** Begin MATERIALS PROVIDED **
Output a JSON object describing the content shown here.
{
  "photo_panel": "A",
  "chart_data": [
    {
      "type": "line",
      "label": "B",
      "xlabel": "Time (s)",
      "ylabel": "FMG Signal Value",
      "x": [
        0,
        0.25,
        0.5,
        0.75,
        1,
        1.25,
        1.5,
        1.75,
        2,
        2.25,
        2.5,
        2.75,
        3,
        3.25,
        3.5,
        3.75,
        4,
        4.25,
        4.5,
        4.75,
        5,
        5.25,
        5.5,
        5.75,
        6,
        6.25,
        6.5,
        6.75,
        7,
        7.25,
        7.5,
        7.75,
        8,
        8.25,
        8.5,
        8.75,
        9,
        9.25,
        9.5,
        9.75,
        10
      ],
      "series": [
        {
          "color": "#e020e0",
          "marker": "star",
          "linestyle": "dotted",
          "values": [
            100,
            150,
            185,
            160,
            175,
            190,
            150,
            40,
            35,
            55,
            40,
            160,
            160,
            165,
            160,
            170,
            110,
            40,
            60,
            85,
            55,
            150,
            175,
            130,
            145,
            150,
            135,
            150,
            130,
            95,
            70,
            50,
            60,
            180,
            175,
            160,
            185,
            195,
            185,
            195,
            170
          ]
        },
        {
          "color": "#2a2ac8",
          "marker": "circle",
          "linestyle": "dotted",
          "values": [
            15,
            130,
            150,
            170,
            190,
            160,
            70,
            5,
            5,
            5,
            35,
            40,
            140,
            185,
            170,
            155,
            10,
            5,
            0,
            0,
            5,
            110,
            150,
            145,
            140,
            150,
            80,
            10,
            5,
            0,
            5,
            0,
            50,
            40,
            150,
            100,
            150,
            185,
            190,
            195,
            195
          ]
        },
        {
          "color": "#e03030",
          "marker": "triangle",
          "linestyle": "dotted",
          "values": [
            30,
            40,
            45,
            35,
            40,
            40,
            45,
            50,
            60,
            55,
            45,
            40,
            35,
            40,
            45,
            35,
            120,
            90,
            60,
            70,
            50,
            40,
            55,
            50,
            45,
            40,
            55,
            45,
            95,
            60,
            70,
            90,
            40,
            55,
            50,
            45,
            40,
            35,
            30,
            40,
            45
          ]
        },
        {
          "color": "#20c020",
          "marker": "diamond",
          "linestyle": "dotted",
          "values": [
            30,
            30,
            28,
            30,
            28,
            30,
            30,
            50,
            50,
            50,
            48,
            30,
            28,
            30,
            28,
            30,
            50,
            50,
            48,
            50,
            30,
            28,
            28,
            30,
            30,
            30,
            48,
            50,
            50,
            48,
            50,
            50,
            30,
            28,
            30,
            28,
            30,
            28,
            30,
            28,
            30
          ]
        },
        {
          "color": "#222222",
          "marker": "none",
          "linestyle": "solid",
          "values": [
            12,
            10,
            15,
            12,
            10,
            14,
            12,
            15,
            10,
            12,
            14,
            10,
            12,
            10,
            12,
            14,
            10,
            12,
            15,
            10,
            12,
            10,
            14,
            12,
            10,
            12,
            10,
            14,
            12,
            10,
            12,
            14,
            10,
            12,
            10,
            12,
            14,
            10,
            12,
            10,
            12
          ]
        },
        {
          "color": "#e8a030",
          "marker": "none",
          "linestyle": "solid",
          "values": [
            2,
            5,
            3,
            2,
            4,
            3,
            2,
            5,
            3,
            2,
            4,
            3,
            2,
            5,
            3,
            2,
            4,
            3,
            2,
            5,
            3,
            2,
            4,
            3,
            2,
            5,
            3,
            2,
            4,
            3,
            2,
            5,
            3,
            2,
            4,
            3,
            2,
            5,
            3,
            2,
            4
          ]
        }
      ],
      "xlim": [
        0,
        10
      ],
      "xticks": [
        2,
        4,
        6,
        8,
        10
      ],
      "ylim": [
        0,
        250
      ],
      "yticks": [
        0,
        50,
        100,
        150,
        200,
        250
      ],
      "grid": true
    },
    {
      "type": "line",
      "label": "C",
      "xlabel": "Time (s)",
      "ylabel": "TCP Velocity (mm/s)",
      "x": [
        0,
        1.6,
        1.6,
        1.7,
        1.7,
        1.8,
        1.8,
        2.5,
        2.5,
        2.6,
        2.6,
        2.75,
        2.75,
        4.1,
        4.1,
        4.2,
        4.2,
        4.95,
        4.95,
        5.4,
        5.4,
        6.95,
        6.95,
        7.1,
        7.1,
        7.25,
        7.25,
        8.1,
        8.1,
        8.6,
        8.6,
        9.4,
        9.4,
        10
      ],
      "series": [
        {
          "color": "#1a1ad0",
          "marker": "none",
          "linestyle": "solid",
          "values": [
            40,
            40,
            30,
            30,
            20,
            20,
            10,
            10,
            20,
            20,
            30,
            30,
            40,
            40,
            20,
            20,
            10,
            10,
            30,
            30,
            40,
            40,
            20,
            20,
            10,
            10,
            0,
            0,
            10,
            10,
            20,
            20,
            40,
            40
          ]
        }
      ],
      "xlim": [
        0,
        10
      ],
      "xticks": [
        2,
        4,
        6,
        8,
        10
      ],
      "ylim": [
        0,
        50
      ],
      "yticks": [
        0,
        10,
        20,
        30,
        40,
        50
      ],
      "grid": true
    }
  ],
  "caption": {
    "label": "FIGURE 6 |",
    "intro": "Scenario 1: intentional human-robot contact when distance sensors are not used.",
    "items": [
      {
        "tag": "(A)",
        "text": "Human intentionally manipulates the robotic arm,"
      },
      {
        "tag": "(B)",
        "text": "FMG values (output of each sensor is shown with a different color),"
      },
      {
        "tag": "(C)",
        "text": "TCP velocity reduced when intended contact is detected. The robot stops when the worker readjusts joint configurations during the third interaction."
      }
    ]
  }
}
** End MATERIALS PROVIDED **
AIM: Repeat every record exactly as written, please.

TASK SOLUTION:
Output a JSON object describing the content shown here.
{
  "photo_panel": "A",
  "chart_data": [
    {
      "type": "line",
      "label": "B",
      "xlabel": "Time (s)",
      "ylabel": "FMG Signal Value",
      "x": [
        0,
        0.25,
        0.5,
        0.75,
        1,
        1.25,
        1.5,
        1.75,
        2,
        2.25,
        2.5,
        2.75,
        3,
        3.25,
        3.5,
        3.75,
        4,
        4.25,
        4.5,
        4.75,
        5,
        5.25,
        5.5,
        5.75,
        6,
        6.25,
        6.5,
        6.75,
        7,
        7.25,
        7.5,
        7.75,
        8,
        8.25,
        8.5,
        8.75,
        9,
        9.25,
        9.5,
        9.75,
        10
      ],
      "series": [
        {
          "color": "#e020e0",
          "marker": "star",
          "linestyle": "dotted",
          "values": [
            100,
            150,
            185,
            160,
            175,
            190,
            150,
            40,
            35,
            55,
            40,
            160,
            160,
            165,
            160,
            170,
            110,
            40,
            60,
            85,
            55,
            150,
            175,
            130,
            145,
            150,
            135,
            150,
            130,
            95,
            70,
            50,
            60,
            180,
            175,
            160,
            185,
            195,
            185,
            195,
            170
          ]
        },
        {
          "color": "#2a2ac8",
          "marker": "circle",
          "linestyle": "dotted",
          "values": [
            15,
            130,
            150,
            170,
            190,
            160,
            70,
            5,
            5,
            5,
            35,
            40,
            140,
            185,
            170,
            155,
            10,
            5,
            0,
            0,
            5,
            110,
            150,
            145,
            140,
            150,
            80,
            10,
            5,
            0,
            5,
            0,
            50,
            40,
            150,
            100,
            150,
            185,
            190,
            195,
            195
          ]
        },
        {
          "color": "#e03030",
          "marker": "triangle",
          "linestyle": "dotted",
          "values": [
            30,
            40,
            45,
            35,
            40,
            40,
            45,
            50,
            60,
            55,
            45,
            40,
            35,
            40,
            45,
            35,
            120,
            90,
            60,
            70,
            50,
            40,
            55,
            50,
            45,
            40,
            55,
            45,
            95,
            60,
            70,
            90,
            40,
            55,
            50,
            45,
            40,
            35,
            30,
            40,
            45
          ]
        },
        {
          "color": "#20c020",
          "marker": "diamond",
          "linestyle": "dotted",
          "values": [
            30,
            30,
            28,
            30,
            28,
            30,
            30,
            50,
            50,
            50,
            48,
            30,
            28,
            30,
            28,
            30,
            50,
            50,
            48,
            50,
            30,
            28,
            28,
            30,
            30,
            30,
            48,
            50,
            50,
            48,
            50,
            50,
            30,
            28,
            30,
            28,
            30,
            28,
            30,
            28,
            30
          ]
        },
        {
          "color": "#222222",
          "marker": "none",
          "linestyle": "solid",
          "values": [
            12,
            10,
            15,
            12,
            10,
            14,
            12,
            15,
            10,
            12,
            14,
            10,
            12,
            10,
            12,
            14,
            10,
            12,
            15,
            10,
            12,
            10,
            14,
            12,
            10,
            12,
            10,
            14,
            12,
            10,
            12,
            14,
            10,
            12,
            10,
            12,
            14,
            10,
            12,
            10,
            12
          ]
        },
        {
          "color": "#e8a030",
          "marker": "none",
          "linestyle": "solid",
          "values": [
            2,
            5,
            3,
            2,
            4,
            3,
            2,
            5,
            3,
            2,
            4,
            3,
            2,
            5,
            3,
            2,
            4,
            3,
            2,
            5,
            3,
            2,
            4,
            3,
            2,
            5,
            3,
            2,
            4,
            3,
            2,
            5,
            3,
            2,
            4,
            3,
            2,
            5,
            3,
            2,
            4
          ]
        }
      ],
      "xlim": [
        0,
        10
      ],
      "xticks": [
        2,
        4,
        6,
        8,
        10
      ],
      "ylim": [
        0,
        250
      ],
      "yticks": [
        0,
        50,
        100,
        150,
        200,
        250
      ],
      "grid": true
    },
    {
      "type": "line",
      "label": "C",
      "xlabel": "Time (s)",
      "ylabel": "TCP Velocity (mm/s)",
      "x": [
        0,
        1.6,
        1.6,
        1.7,
        1.7,
        1.8,
        1.8,
        2.5,
        2.5,
        2.6,
        2.6,
        2.75,
        2.75,
        4.1,
        4.1,
        4.2,
        4.2,
        4.95,
        4.95,
        5.4,
        5.4,
        6.95,
        6.95,
        7.1,
        7.1,
        7.25,
        7.25,
        8.1,
        8.1,
        8.6,
        8.6,
        9.4,
        9.4,
        10
      ],
      "series": [
        {
          "color": "#1a1ad0",
          "marker": "none",
          "linestyle": "solid",
          "values": [
            40,
            40,
            30,
            30,
            20,
            20,
            10,
            10,
            20,
            20,
            30,
            30,
            40,
            40,
            20,
            20,
            10,
            10,
            30,
            30,
            40,
            40,
            20,
            20,
            10,
            10,
            0,
            0,
            10,
            10,
            20,
            20,
            40,
            40
          ]
        }
      ],
      "xlim": [
        0,
        10
      ],
      "xticks": [
        2,
        4,
        6,
        8,
        10
      ],
      "ylim": [
        0,
        50
      ],
      "yticks": [
        0,
        10,
        20,
        30,
        40,
        50
      ],
      "grid": true
    }
  ],
  "caption": {
    "label": "FIGURE 6 |",
    "intro": "Scenario 1: intentional human-robot contact when distance sensors are not used.",
    "items": [
      {
        "tag": "(A)",
        "text": "Human intentionally manipulates the robotic arm,"
      },
      {
        "tag": "(B)",
        "text": "FMG values (output of each sensor is shown with a different color),"
      },
      {
        "tag": "(C)",
        "text": "TCP velocity reduced when intended contact is detected. The robot stops when the worker readjusts joint configurations during the third interaction."
      }
    ]
  }
}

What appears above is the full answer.